THE PROBLEM:
Reproduce the lines of the material exactly, excluding every image.

----

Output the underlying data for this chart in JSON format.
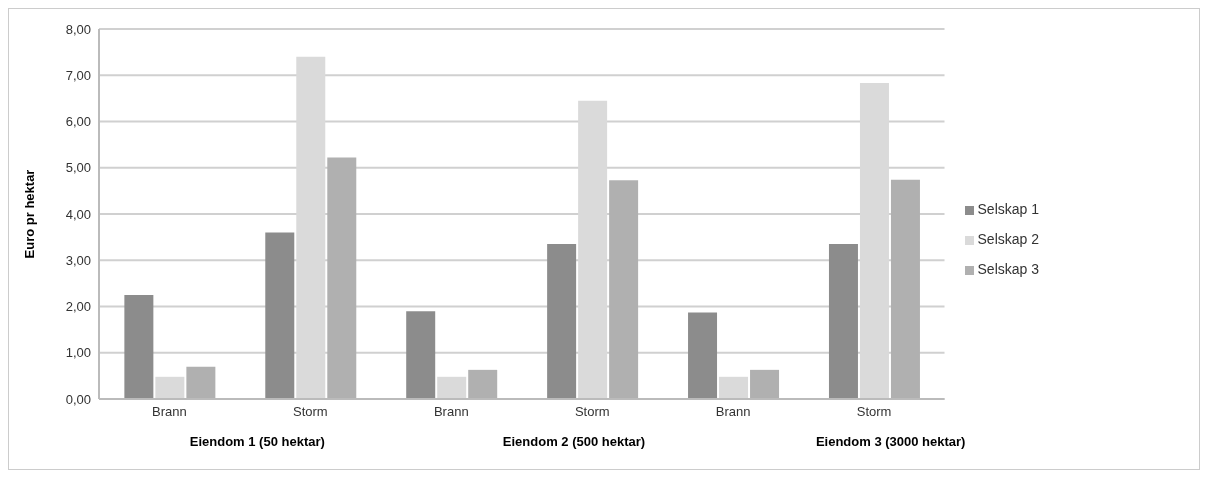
{
  "chart_data": {
    "type": "bar",
    "ylabel": "Euro pr hektar",
    "categories": [
      "Brann",
      "Storm",
      "Brann",
      "Storm",
      "Brann",
      "Storm"
    ],
    "annotations": [
      "Eiendom 1 (50 hektar)",
      "Eiendom 2 (500 hektar)",
      "Eiendom 3 (3000 hektar)"
    ],
    "series": [
      {
        "name": "Selskap 1",
        "color": "#8c8c8c",
        "values": [
          2.25,
          3.6,
          1.9,
          3.35,
          1.87,
          3.35
        ]
      },
      {
        "name": "Selskap 2",
        "color": "#dadada",
        "values": [
          0.48,
          7.4,
          0.48,
          6.45,
          0.48,
          6.83
        ]
      },
      {
        "name": "Selskap 3",
        "color": "#b0b0b0",
        "values": [
          0.7,
          5.22,
          0.63,
          4.73,
          0.63,
          4.74
        ]
      }
    ],
    "ylim": [
      0,
      8
    ],
    "yticks": [
      {
        "value": 0,
        "label": "0,00"
      },
      {
        "value": 1,
        "label": "1,00"
      },
      {
        "value": 2,
        "label": "2,00"
      },
      {
        "value": 3,
        "label": "3,00"
      },
      {
        "value": 4,
        "label": "4,00"
      },
      {
        "value": 5,
        "label": "5,00"
      },
      {
        "value": 6,
        "label": "6,00"
      },
      {
        "value": 7,
        "label": "7,00"
      },
      {
        "value": 8,
        "label": "8,00"
      }
    ],
    "grid": "y",
    "legend": "right"
  }
}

----

EXERCISE RESULT:
Output the underlying data for this chart in JSON format.
{
  "chart_data": {
    "type": "bar",
    "ylabel": "Euro pr hektar",
    "categories": [
      "Brann",
      "Storm",
      "Brann",
      "Storm",
      "Brann",
      "Storm"
    ],
    "annotations": [
      "Eiendom 1 (50 hektar)",
      "Eiendom 2 (500 hektar)",
      "Eiendom 3 (3000 hektar)"
    ],
    "series": [
      {
        "name": "Selskap 1",
        "color": "#8c8c8c",
        "values": [
          2.25,
          3.6,
          1.9,
          3.35,
          1.87,
          3.35
        ]
      },
      {
        "name": "Selskap 2",
        "color": "#dadada",
        "values": [
          0.48,
          7.4,
          0.48,
          6.45,
          0.48,
          6.83
        ]
      },
      {
        "name": "Selskap 3",
        "color": "#b0b0b0",
        "values": [
          0.7,
          5.22,
          0.63,
          4.73,
          0.63,
          4.74
        ]
      }
    ],
    "ylim": [
      0,
      8
    ],
    "yticks": [
      {
        "value": 0,
        "label": "0,00"
      },
      {
        "value": 1,
        "label": "1,00"
      },
      {
        "value": 2,
        "label": "2,00"
      },
      {
        "value": 3,
        "label": "3,00"
      },
      {
        "value": 4,
        "label": "4,00"
      },
      {
        "value": 5,
        "label": "5,00"
      },
      {
        "value": 6,
        "label": "6,00"
      },
      {
        "value": 7,
        "label": "7,00"
      },
      {
        "value": 8,
        "label": "8,00"
      }
    ],
    "grid": "y",
    "legend": "right"
  }
}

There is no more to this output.